**DIRECTION**. In the entries below, count every line with the word "totale". Return only the count.

/---

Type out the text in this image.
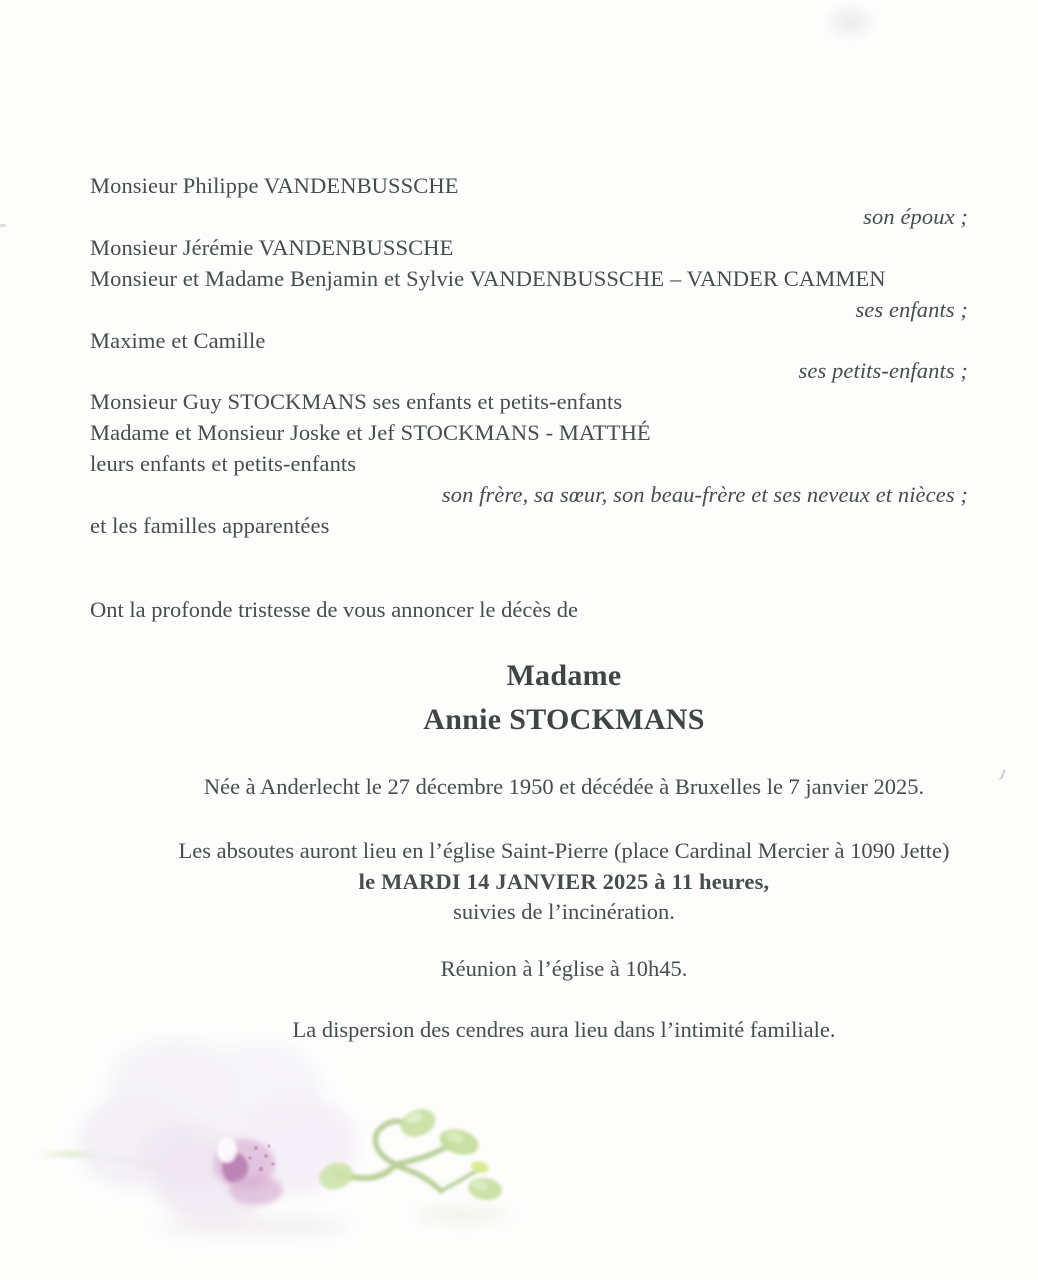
Monsieur Philippe VANDENBUSSCHE
son époux ;
Monsieur Jérémie VANDENBUSSCHE
Monsieur et Madame Benjamin et Sylvie VANDENBUSSCHE – VANDER CAMMEN
ses enfants ;
Maxime et Camille
ses petits-enfants ;
Monsieur Guy STOCKMANS ses enfants et petits-enfants
Madame et Monsieur Joske et Jef STOCKMANS - MATTHÉ
leurs enfants et petits-enfants
son frère, sa sœur, son beau-frère et ses neveux et nièces ;
et les familles apparentées
Ont la profonde tristesse de vous annoncer le décès de
Madame
Annie STOCKMANS
Née à Anderlecht le 27 décembre 1950 et décédée à Bruxelles le 7 janvier 2025.
Les absoutes auront lieu en l’église Saint-Pierre (place Cardinal Mercier à 1090 Jette)
le MARDI 14 JANVIER 2025 à 11 heures,
suivies de l’incinération.
Réunion à l’église à 10h45.
La dispersion des cendres aura lieu dans l’intimité familiale.
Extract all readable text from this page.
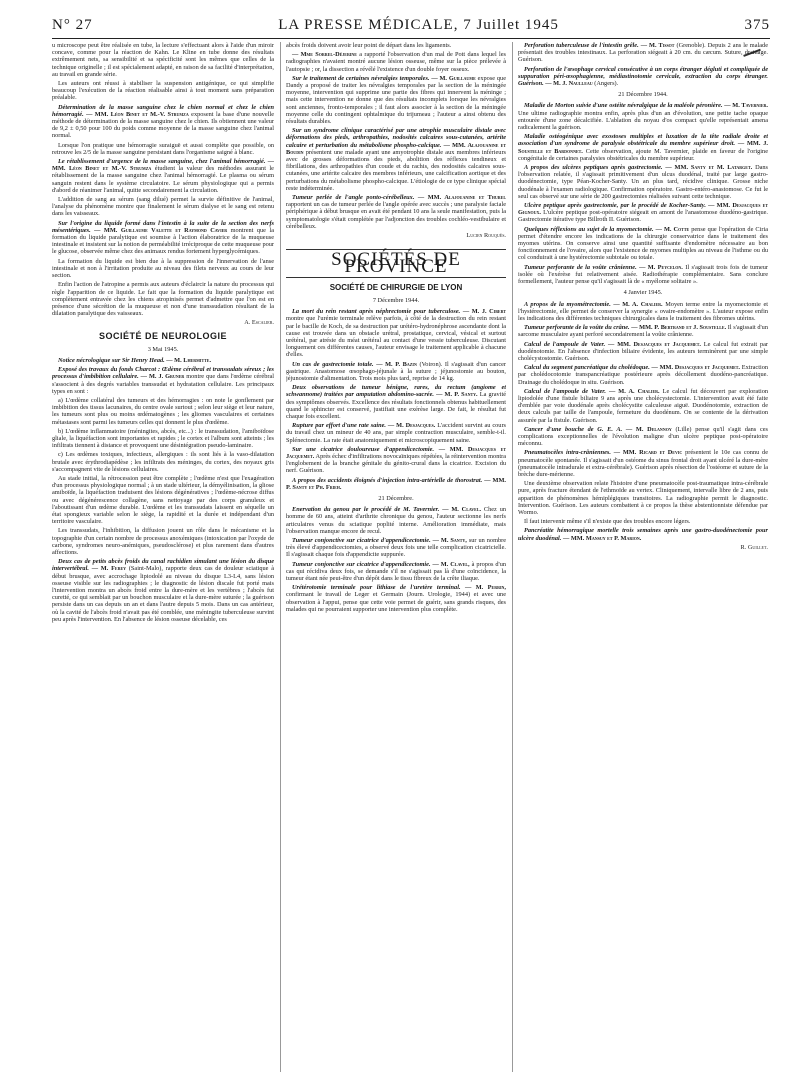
N° 27	LA PRESSE MÉDICALE, 7 Juillet 1945	375

u microscope peut être réalisée en tube, la lecture s'effectuant alors à l'aide d'un miroir concave, comme pour la réaction de Kahn. Le Kline en tube donne des résultats extrêmement nets, sa sensibilité et sa spécificité sont les mêmes que celles de la technique originelle ; il est spécialement adapté, en raison de sa facilité d'interprétation, au travail en grande série.

Les auteurs ont réussi à stabiliser la suspension antigénique, ce qui simplifie beaucoup l'exécution de la réaction réalisable ainsi à tout moment sans préparation préalable.

Détermination de la masse sanguine chez le chien normal et chez le chien hémorragié. — MM. Léon Binet et M.-V. Strumza exposent la base d'une nouvelle méthode de détermination de la masse sanguine chez le chien. Ils obtiennent une valeur de 9,2 ± 0,50 pour 100 du poids comme moyenne de la masse sanguine chez l'animal normal.

Lorsque l'on pratique une hémorragie suraiguë et aussi complète que possible, on retrouve les 2/5 de la masse sanguine persistant dans l'organisme saigné à blanc.

Le rétablissement d'urgence de la masse sanguine, chez l'animal hémorragié. — MM. Léon Binet et M.-V. Strumza étudient la valeur des méthodes assurant le rétablissement de la masse sanguine chez l'animal hémorragié. Le plasma ou sérum sanguin restent dans le système circulatoire. Le sérum physiologique qui a permis d'abord de réanimer l'animal, quitte secondairement la circulation.

L'addition de sang au sérum (sang dilué) permet la survie définitive de l'animal, l'analyse du phénomène montre que finalement le sérum dialyse et le sang est retenu dans les vaisseaux.

Sur l'origine du liquide formé dans l'intestin à la suite de la section des nerfs mésentériques. — MM. Guillaume Valette et Raymond Cavier montrent que la formation du liquide paralytique est soumise à l'action élaboratrice de la muqueuse intestinale et insistent sur la notion de perméabilité irréciproque de cette muqueuse pour le glucose, observée même chez des animaux rendus fortement hyperglycémiques.

La formation du liquide est bien due à la suppression de l'innervation de l'anse intestinale et non à l'irritation produite au niveau des filets nerveux au cours de leur section.

Enfin l'action de l'atropine a permis aux auteurs d'éclaircir la nature du processus qui règle l'apparition de ce liquide. Le fait que la formation du liquide paralytique est complètement entravée chez les chiens atropinisés permet d'admettre que l'on est en présence d'une sécrétion de la muqueuse et non d'une transsudation résultant de la dilatation paralytique des vaisseaux.

A. Escalier.
SOCIÉTÉ DE NEUROLOGIE
3 Mai 1945.

Notice nécrologique sur Sir Henry Head. — M. Lhermitte.

Exposé des travaux du fonds Charcot : Œdème cérébral et transsudats séreux ; les processus d'imbibition cellulaire. — M. J. Gruner montre que dans l'œdème cérébral s'associent à des degrés variables transsudat et hydratation cellulaire. Les principaux types en sont :

a) L'œdème collatéral des tumeurs et des hémorragies : on note le gonflement par imbibition des tissus lacunaires, du centre ovale surtout ; selon leur siège et leur nature, les tumeurs sont plus ou moins œdématogènes ; les gliomes vasculaires et certaines métastases sont parmi les tumeurs celles qui donnent le plus d'œdème.

b) L'œdème inflammatoire (méningites, abcès, etc...) : le transsudation, l'amiboïdose gliale, la liquéfaction sont importantes et rapides ; le cortex et l'album sont atteints ; les infiltrats tiennent à distance et provoquent une désintégration pseudo-laminaire.

c) Les œdèmes toxiques, infectieux, allergiques : ils sont liés à la vaso-dilatation brutale avec érythrodiapédèse ; les infiltrats des méninges, du cortex, des noyaux gris s'accompagnent vite de lésions cellulaires.

Au stade initial, la rétrocession peut être complète ; l'œdème n'est que l'exagération d'un processus physiologique normal ; à un stade ultérieur, la démyélinisation, la gliose amiboïde, la liquéfaction traduisent des lésions dégénératives ; l'œdème-nécrose diffus ou avec dégénérescence collagène, sans nettoyage par des corps granuleux et l'aboutissant d'un œdème durable. L'œdème et les transsudats laissent en séquelle un état spongieux variable selon le siège, la rapidité et la durée et indépendant d'un territoire vasculaire.

Les transsudats, l'inhibition, la diffusion jouent un rôle dans le mécanisme et la topographie d'un certain nombre de processus anoxémiques (intoxication par l'oxyde de carbone, syndromes neuro-anémiques, pseudosclérose) et plus rarement dans d'autres affections.

Deux cas de petits abcès froids du canal rachidien simulant une lésion du disque intervertébral. — M. Ferey (Saint-Malo), rapporte deux cas de douleur sciatique à début brusque, avec accrochage lipiodolé au niveau du disque L3-L4, sans lésion osseuse visible sur les radiographies ; le diagnostic de lésion discale fut porté mais l'intervention montra un abcès froid entre la dure-mère et les vertèbres ; l'abcès fut curetté, ce qui semblait par un bouchon musculaire et la dure-mère suturée ; la guérison persiste dans un cas depuis un an et dans l'autre depuis 5 mois. Dans un cas antérieur, où la cavité de l'abcès froid n'avait pas été comblée, une méningite tuberculeuse survint peu après l'intervention. En l'absence de lésion osseuse décelable, ces

abcès froids doivent avoir leur point de départ dans les ligaments.

— Mme Sorrel-Déjerine a rapporté l'observation d'un mal de Pott dans lequel les radiographies n'avaient montré aucune lésion osseuse, même sur la pièce prélevée à l'autopsie ; or, la dissection a révélé l'existence d'un double foyer osseux.

Sur le traitement de certaines névralgies temporales. — M. Guillaume expose que Dandy a proposé de traiter les névralgies temporales par la section de la méningée moyenne, intervention qui supprime une partie des fibres qui innervent la méninge ; mais cette intervention ne donne que des résultats incomplets lorsque les névralgies sont anciennes, fronto-temporales ; il faut alors associer à la section de la méningée moyenne celle du contingent ophtalmique du trijumeau ; l'auteur a ainsi obtenu des résultats durables.

Sur un syndrome clinique caractérisé par une atrophie musculaire distale avec déformations des pieds, arthropathies, nodosités calcaires sous-cutanées, artérite calcaire et perturbation du métabolisme phospho-calcique. — MM. Alajouanine et Boudin présentent une malade ayant une amyotrophie distale aux membres inférieurs avec de grosses déformations des pieds, abolition des réflexes tendineux et fibrillations, des arthropathies d'un coude et du rachis, des nodosités calcaires sous-cutanées, une artérite calcaire des membres inférieurs, une calcification aortique et des perturbations du métabolisme phospho-calcique. L'étiologie de ce type clinique spécial reste indéterminée.

Tumeur perlée de l'angle ponto-cérébelleux. — MM. Alajouanine et Thurel rapportent un cas de tumeur perlée de l'angle opérée avec succès ; une paralysie faciale périphérique à début brusque en avait été pendant 10 ans la seule manifestation, puis la symptomatologie s'était complétée par l'adjonction des troubles cochléo-vestibulaire et cérébelleux.

Lucien Rouquès.
SOCIÉTÉS DE PROVINCE
SOCIÉTÉ DE CHIRURGIE DE LYON
7 Décembre 1944.

La mort du rein restant après néphrectomie pour tuberculose. — M. J. Cibert montre que l'urémie terminale relève parfois, à côté de la destruction du rein restant par le bacille de Koch, de sa destruction par urétéro-hydronéphrose ascendante dont la cause est trouvée dans un obstacle urétral, prostatique, cervical, vésical et surtout urétéral, par atrésie du méat urétéral au contact d'une vessie tuberculeuse. Discutant longuement ces différentes causes, l'auteur envisage le traitement applicable à chacune d'elles.

Un cas de gastrectomie totale. — M. P. Bazin (Voiron). Il s'agissait d'un cancer gastrique. Anastomose œsophago-jéjunale à la suture ; jéjunostomie au bouton, jéjunostomie d'alimentation. Trois mois plus tard, reprise de 14 kg.

Deux observations de tumeur bénigne, rares, du rectum (angiome et schwannome) traitées par amputation abdomino-sacrée. — M. P. Santy. La gravité des symptômes observés. Excellence des résultats fonctionnels obtenus habituellement quand le sphincter est conservé, justifiait une exérèse large. De fait, le résultat fut chaque fois excellent.

Rupture par effort d'une rate saine. — M. Desjacques. L'accident survint au cours du travail chez un mineur de 40 ans, par simple contraction musculaire, semble-t-il. Splénectomie. La rate était anatomiquement et microscopiquement saine.

Sur une cicatrice douloureuse d'appendicectomie. — MM. Desjacques et Jacquemet. Après échec d'infiltrations novocaïniques répétées, la réintervention montra l'englobement de la branche génitale du génito-crural dans la cicatrice. Excision du nerf. Guérison.

A propos des accidents éloignés d'injection intra-artérielle de thorostrat. — MM. P. Santy et Ph. Frieh.

21 Décembre.

Enervation du genou par le procédé de M. Tavernier. — M. Clavel. Chez un homme de 60 ans, atteint d'arthrite chronique du genou, l'auteur sectionne les nerfs articulaires venus du sciatique poplité interne. Amélioration immédiate, mais l'observation manque encore de recul.

Tumeur conjonctive sur cicatrice d'appendicectomie. — M. Santy, sur un nombre très élevé d'appendicectomies, a observé deux fois une telle complication cicatricielle. Il s'agissait chaque fois d'appendicite suppurée.

Tumeur conjonctive sur cicatrice d'appendicectomie. — M. Clavel, à propos d'un cas qui récidiva deux fois, se demande s'il ne s'agissait pas là d'une coïncidence, la tumeur étant née peut-être d'un dépôt dans le tissu fibreux de la crête iliaque.

Urétérotomie terminale pour lithiase de l'uretère terminal. — M. Perrin, confirmant le travail de Leger et Germain (Journ. Urologie, 1944) et avec une observation à l'appui, pense que cette voie permet de guérir, sans grands risques, des malades qui ne pourraient supporter une intervention plus complète.

Perforation tuberculeuse de l'intestin grêle. — M. Tissot (Grenoble). Depuis 2 ans le malade présentait des troubles intestinaux. La perforation siégeait à 20 cm. du cæcum. Suture, drainage. Guérison.

Perforation de l'œsophage cervical consécutive à un corps étranger dégluti et compliquée de suppuration péri-œsophagienne, médiastinotomie cervicale, extraction du corps étranger. Guérison. — M. J. Naulleau (Angers).

21 Décembre 1944.

Maladie de Morton suivie d'une ostéite névralgique de la maléole péronière. — M. Tavernier. Une ultime radiographie montra enfin, après plus d'un an d'évolution, une petite tache opaque entourée d'une zone décalcifiée. L'ablation du noyau d'os compact qu'elle représentait amena radicalement la guérison.

Maladie ostéogénique avec exostoses multiples et luxation de la tête radiale droite et association d'un syndrome de paralysie obstétricale du membre supérieur droit. — MM. J. Soustelle et Bardonnet. Cette observation, ajoute M. Tavernier, plaide en faveur de l'origine congénitale de certaines paralysies obstétricales du membre supérieur.

A propos des ulcères peptiques après gastrectomie. — MM. Santy et M. Latarget. Dans l'observation relatée, il s'agissait primitivement d'un ulcus duodénal, traité par large gastro-duodénectomie, type Péan-Kocher-Santy. Un an plus tard, récidive clinique. Grosse niche duodénale à l'examen radiologique. Confirmation opératoire. Gastro-entéro-anastomose. Ce fut le seul cas observé sur une série de 200 gastrectomies réalisées suivant cette technique.

Ulcère peptique après gastrectomie, par le procédé de Kocher-Santy. — MM. Desjacques et Gignoux. L'ulcère peptique post-opératoire siégeait en amont de l'anastomose duodéno-gastrique. Gastrectomie itérative type Billroth II. Guérison.

Quelques réflexions au sujet de la myomectomie. — M. Cotte pense que l'opération de Ciria permet d'étendre encore les indications de la chirurgie conservatrice dans le traitement des myomes utérins. On conserve ainsi une quantité suffisante d'endomètre nécessaire au bon fonctionnement de l'ovaire, alors que l'existence de myomes multiples au niveau de l'isthme ou du col conduirait à une hystérectomie subtotale ou totale.

Tumeur perforante de la voûte crânienne. — M. Peycelon. Il s'agissait trois fois de tumeur isolée où l'exérèse fut relativement aisée. Radiothérapie complémentaire. Sans conclure formellement, l'auteur pense qu'il s'agissait là de « myélome solitaire ».

4 Janvier 1945.

A propos de la myométrectomie. — M. A. Chalier. Moyen terme entre la myomectomie et l'hystérectomie, elle permet de conserver la synergie « ovaire-endomètre ». L'auteur expose enfin les indications des différentes techniques chirurgicales dans le traitement des fibromes utérins.

Tumeur perforante de la voûte du crâne. — MM. P. Bertrand et J. Soustelle. Il s'agissait d'un sarcome musculaire ayant perforé secondairement la voûte crânienne.

Calcul de l'ampoule de Vater. — MM. Desjacques et Jacquemet. Le calcul fut extrait par duodénotomie. En l'absence d'infection biliaire évidente, les auteurs terminèrent par une simple cholécystostomie. Guérison.

Calcul du segment pancréatique du cholédoque. — MM. Desjacques et Jacquemet. Extraction par cholédocotomie transpancréatique postérieure après décollement duodéno-pancréatique. Drainage du cholédoque in situ. Guérison.

Calcul de l'ampoule de Vater. — M. A. Chalier. Le calcul fut découvert par exploration lipiodolée d'une fistule biliaire 9 ans après une cholécystectomie. L'intervention avait été faite d'emblée par voie duodénale après cholécystite calculeuse aiguë. Duodénotomie, extraction de deux calculs par taille de l'ampoule, fermeture du duodénum. On se contente de la dérivation assurée par la fistule. Guérison.

Cancer d'une bouche de G. E. A. — M. Delannoy (Lille) pense qu'il s'agit dans ces complications exceptionnelles de l'évolution maligne d'un ulcère peptique post-opératoire méconnu.

Pneumatocèles intra-crâniennes. — MM. Ricard et Devic présentent le 10e cas connu de pneumatocèle spontanée. Il s'agissait d'un ostéome du sinus frontal droit ayant ulcéré la dure-mère (pneumatocèle intradurale et extra-cérébrale). Guérison après résection de l'ostéome et suture de la brèche dure-mérienne.

Une deuxième observation relate l'histoire d'une pneumatocèle post-traumatique intra-cérébrale pure, après fracture étendant de l'ethmoïde au vertex. Cliniquement, intervalle libre de 2 ans, puis apparition de phénomènes hémiplégiques transitoires. La radiographie permit le diagnostic. Intervention. Guérison. Les auteurs combattent à ce propos la thèse abstentionniste défendue par Wormo.

Il faut intervenir même s'il n'existe que des troubles encore légers.

Pancréatite hémorragique mortelle trois semaines après une gastro-duodénectomie pour ulcère duodénal. — MM. Mansuy et P. Marion.

R. Guillet.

\---

**EXERCISE SOLUTION**. 2